Figure content listings:
--- start ---
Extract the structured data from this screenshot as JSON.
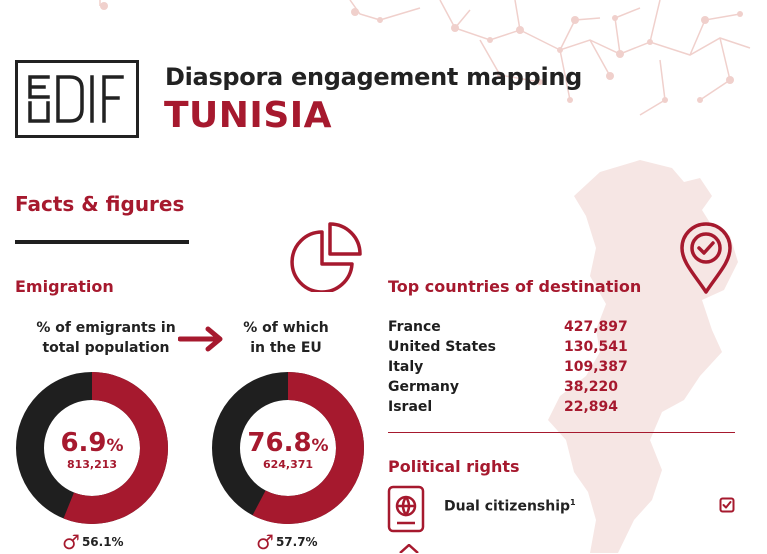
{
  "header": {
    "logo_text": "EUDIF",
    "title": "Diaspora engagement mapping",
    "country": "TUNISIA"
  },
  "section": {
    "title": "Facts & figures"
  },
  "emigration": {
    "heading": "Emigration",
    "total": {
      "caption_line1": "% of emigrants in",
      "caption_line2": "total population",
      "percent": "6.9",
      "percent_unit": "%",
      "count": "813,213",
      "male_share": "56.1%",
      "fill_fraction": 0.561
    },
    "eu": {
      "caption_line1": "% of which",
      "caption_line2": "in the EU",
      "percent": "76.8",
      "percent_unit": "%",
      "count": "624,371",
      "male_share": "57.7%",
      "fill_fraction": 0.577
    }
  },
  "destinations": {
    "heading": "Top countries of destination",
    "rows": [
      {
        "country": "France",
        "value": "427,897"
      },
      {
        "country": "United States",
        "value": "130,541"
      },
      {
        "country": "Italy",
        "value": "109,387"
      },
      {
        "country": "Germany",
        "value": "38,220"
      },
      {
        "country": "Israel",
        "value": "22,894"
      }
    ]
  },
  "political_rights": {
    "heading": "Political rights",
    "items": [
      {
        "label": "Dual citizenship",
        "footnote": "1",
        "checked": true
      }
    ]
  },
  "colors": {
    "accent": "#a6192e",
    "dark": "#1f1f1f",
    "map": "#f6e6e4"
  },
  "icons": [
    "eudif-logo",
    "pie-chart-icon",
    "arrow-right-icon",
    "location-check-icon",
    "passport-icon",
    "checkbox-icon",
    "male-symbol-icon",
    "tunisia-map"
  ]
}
--- end ---
Give back the whole listing as it stands, minus its pictures.

§ THE REPLY:
Extract the structured data from this screenshot as JSON.
{
  "header": {
    "logo_text": "EUDIF",
    "title": "Diaspora engagement mapping",
    "country": "TUNISIA"
  },
  "section": {
    "title": "Facts & figures"
  },
  "emigration": {
    "heading": "Emigration",
    "total": {
      "caption_line1": "% of emigrants in",
      "caption_line2": "total population",
      "percent": "6.9",
      "percent_unit": "%",
      "count": "813,213",
      "male_share": "56.1%",
      "fill_fraction": 0.561
    },
    "eu": {
      "caption_line1": "% of which",
      "caption_line2": "in the EU",
      "percent": "76.8",
      "percent_unit": "%",
      "count": "624,371",
      "male_share": "57.7%",
      "fill_fraction": 0.577
    }
  },
  "destinations": {
    "heading": "Top countries of destination",
    "rows": [
      {
        "country": "France",
        "value": "427,897"
      },
      {
        "country": "United States",
        "value": "130,541"
      },
      {
        "country": "Italy",
        "value": "109,387"
      },
      {
        "country": "Germany",
        "value": "38,220"
      },
      {
        "country": "Israel",
        "value": "22,894"
      }
    ]
  },
  "political_rights": {
    "heading": "Political rights",
    "items": [
      {
        "label": "Dual citizenship",
        "footnote": "1",
        "checked": true
      }
    ]
  },
  "colors": {
    "accent": "#a6192e",
    "dark": "#1f1f1f",
    "map": "#f6e6e4"
  },
  "icons": [
    "eudif-logo",
    "pie-chart-icon",
    "arrow-right-icon",
    "location-check-icon",
    "passport-icon",
    "checkbox-icon",
    "male-symbol-icon",
    "tunisia-map"
  ]
}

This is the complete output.